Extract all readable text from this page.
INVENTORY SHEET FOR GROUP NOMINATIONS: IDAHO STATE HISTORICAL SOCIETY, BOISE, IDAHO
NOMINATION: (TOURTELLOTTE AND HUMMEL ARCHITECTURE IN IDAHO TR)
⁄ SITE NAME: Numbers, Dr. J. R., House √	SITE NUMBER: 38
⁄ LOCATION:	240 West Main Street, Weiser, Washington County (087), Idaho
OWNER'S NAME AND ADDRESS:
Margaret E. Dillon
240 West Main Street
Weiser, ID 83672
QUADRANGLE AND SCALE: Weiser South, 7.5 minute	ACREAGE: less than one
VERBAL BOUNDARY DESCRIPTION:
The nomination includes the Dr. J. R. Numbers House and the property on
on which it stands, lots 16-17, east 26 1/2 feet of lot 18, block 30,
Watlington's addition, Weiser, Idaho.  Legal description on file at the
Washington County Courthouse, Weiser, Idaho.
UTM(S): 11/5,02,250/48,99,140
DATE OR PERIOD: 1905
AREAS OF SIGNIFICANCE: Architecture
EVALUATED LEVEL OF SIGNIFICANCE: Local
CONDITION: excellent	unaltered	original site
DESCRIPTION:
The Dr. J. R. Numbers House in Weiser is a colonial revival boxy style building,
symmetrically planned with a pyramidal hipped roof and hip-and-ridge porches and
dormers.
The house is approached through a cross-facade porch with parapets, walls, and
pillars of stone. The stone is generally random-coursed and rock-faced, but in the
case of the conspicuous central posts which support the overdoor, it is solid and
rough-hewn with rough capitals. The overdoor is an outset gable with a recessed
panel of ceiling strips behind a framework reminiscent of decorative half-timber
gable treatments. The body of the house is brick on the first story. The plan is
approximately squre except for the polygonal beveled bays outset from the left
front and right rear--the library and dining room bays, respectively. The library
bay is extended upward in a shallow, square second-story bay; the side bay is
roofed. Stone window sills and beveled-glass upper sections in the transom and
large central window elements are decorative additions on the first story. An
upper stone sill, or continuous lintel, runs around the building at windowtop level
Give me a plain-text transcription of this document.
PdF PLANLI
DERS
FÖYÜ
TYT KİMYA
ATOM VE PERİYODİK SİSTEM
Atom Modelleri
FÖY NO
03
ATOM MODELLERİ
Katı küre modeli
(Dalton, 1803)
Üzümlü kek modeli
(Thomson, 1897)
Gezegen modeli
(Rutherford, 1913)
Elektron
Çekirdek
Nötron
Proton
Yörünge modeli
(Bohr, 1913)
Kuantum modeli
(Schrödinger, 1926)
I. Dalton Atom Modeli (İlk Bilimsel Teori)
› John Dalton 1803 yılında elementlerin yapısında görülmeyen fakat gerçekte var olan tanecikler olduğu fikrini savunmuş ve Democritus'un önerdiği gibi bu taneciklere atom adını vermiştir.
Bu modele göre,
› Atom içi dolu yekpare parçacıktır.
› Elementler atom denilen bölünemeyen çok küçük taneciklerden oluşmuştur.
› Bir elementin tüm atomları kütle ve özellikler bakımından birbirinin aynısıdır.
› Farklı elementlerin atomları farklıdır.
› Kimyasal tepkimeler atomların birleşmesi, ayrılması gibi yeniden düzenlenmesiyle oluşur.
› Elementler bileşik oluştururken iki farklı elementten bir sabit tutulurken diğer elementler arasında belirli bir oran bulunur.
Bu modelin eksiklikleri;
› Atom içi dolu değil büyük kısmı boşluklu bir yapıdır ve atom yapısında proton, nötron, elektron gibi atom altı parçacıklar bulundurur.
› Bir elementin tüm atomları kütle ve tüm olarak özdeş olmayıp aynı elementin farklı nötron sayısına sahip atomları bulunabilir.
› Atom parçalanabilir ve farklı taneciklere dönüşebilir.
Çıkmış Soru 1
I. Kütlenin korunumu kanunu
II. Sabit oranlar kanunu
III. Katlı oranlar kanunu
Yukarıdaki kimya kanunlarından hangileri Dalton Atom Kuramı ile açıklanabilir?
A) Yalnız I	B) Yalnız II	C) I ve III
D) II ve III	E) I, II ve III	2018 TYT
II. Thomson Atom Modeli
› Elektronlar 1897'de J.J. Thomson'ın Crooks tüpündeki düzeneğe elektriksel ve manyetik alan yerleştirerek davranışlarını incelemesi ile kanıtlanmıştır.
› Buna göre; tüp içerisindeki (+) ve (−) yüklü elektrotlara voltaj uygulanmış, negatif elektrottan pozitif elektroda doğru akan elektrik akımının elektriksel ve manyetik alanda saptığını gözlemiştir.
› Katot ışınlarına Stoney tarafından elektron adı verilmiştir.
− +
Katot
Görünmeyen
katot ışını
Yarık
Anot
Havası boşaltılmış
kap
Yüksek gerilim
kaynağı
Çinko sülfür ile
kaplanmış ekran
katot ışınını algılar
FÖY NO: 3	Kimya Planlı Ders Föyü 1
-------------------------
Retype the material above, line by line, exactly.

Extract all readable text from this page.
INVENTORY SHEET FOR GROUP NOMINATIONS: IDAHO STATE HISTORICAL SOCIETY, BOISE, IDAHO
NOMINATION: (TOURTELLOTTE AND HUMMEL ARCHITECTURE IN IDAHO TR)
⁄ SITE NAME: Numbers, Dr. J. R., House √	SITE NUMBER: 38
⁄ LOCATION:	240 West Main Street, Weiser, Washington County (087), Idaho
OWNER'S NAME AND ADDRESS:
Margaret E. Dillon
240 West Main Street
Weiser, ID 83672
QUADRANGLE AND SCALE: Weiser South, 7.5 minute	ACREAGE: less than one
VERBAL BOUNDARY DESCRIPTION:
The nomination includes the Dr. J. R. Numbers House and the property on
on which it stands, lots 16-17, east 26 1/2 feet of lot 18, block 30,
Watlington's addition, Weiser, Idaho.  Legal description on file at the
Washington County Courthouse, Weiser, Idaho.
UTM(S): 11/5,02,250/48,99,140
DATE OR PERIOD: 1905
AREAS OF SIGNIFICANCE: Architecture
EVALUATED LEVEL OF SIGNIFICANCE: Local
CONDITION: excellent	unaltered	original site
DESCRIPTION:
The Dr. J. R. Numbers House in Weiser is a colonial revival boxy style building,
symmetrically planned with a pyramidal hipped roof and hip-and-ridge porches and
dormers.
The house is approached through a cross-facade porch with parapets, walls, and
pillars of stone. The stone is generally random-coursed and rock-faced, but in the
case of the conspicuous central posts which support the overdoor, it is solid and
rough-hewn with rough capitals. The overdoor is an outset gable with a recessed
panel of ceiling strips behind a framework reminiscent of decorative half-timber
gable treatments. The body of the house is brick on the first story. The plan is
approximately squre except for the polygonal beveled bays outset from the left
front and right rear--the library and dining room bays, respectively. The library
bay is extended upward in a shallow, square second-story bay; the side bay is
roofed. Stone window sills and beveled-glass upper sections in the transom and
large central window elements are decorative additions on the first story. An
upper stone sill, or continuous lintel, runs around the building at windowtop level
Give me a plain-text transcription of this document.
PdF PLANLI
DERS
FÖYÜ
TYT KİMYA
ATOM VE PERİYODİK SİSTEM
Atom Modelleri
FÖY NO
03
ATOM MODELLERİ
Katı küre modeli
(Dalton, 1803)
Üzümlü kek modeli
(Thomson, 1897)
Gezegen modeli
(Rutherford, 1913)
Elektron
Çekirdek
Nötron
Proton
Yörünge modeli
(Bohr, 1913)
Kuantum modeli
(Schrödinger, 1926)
I. Dalton Atom Modeli (İlk Bilimsel Teori)
› John Dalton 1803 yılında elementlerin yapısında görülmeyen fakat gerçekte var olan tanecikler olduğu fikrini savunmuş ve Democritus'un önerdiği gibi bu taneciklere atom adını vermiştir.
Bu modele göre,
› Atom içi dolu yekpare parçacıktır.
› Elementler atom denilen bölünemeyen çok küçük taneciklerden oluşmuştur.
› Bir elementin tüm atomları kütle ve özellikler bakımından birbirinin aynısıdır.
› Farklı elementlerin atomları farklıdır.
› Kimyasal tepkimeler atomların birleşmesi, ayrılması gibi yeniden düzenlenmesiyle oluşur.
› Elementler bileşik oluştururken iki farklı elementten bir sabit tutulurken diğer elementler arasında belirli bir oran bulunur.
Bu modelin eksiklikleri;
› Atom içi dolu değil büyük kısmı boşluklu bir yapıdır ve atom yapısında proton, nötron, elektron gibi atom altı parçacıklar bulundurur.
› Bir elementin tüm atomları kütle ve tüm olarak özdeş olmayıp aynı elementin farklı nötron sayısına sahip atomları bulunabilir.
› Atom parçalanabilir ve farklı taneciklere dönüşebilir.
Çıkmış Soru 1
I. Kütlenin korunumu kanunu
II. Sabit oranlar kanunu
III. Katlı oranlar kanunu
Yukarıdaki kimya kanunlarından hangileri Dalton Atom Kuramı ile açıklanabilir?
A) Yalnız I	B) Yalnız II	C) I ve III
D) II ve III	E) I, II ve III	2018 TYT
II. Thomson Atom Modeli
› Elektronlar 1897'de J.J. Thomson'ın Crooks tüpündeki düzeneğe elektriksel ve manyetik alan yerleştirerek davranışlarını incelemesi ile kanıtlanmıştır.
› Buna göre; tüp içerisindeki (+) ve (−) yüklü elektrotlara voltaj uygulanmış, negatif elektrottan pozitif elektroda doğru akan elektrik akımının elektriksel ve manyetik alanda saptığını gözlemiştir.
› Katot ışınlarına Stoney tarafından elektron adı verilmiştir.
− +
Katot
Görünmeyen
katot ışını
Yarık
Anot
Havası boşaltılmış
kap
Yüksek gerilim
kaynağı
Çinko sülfür ile
kaplanmış ekran
katot ışınını algılar
FÖY NO: 3	Kimya Planlı Ders Föyü 1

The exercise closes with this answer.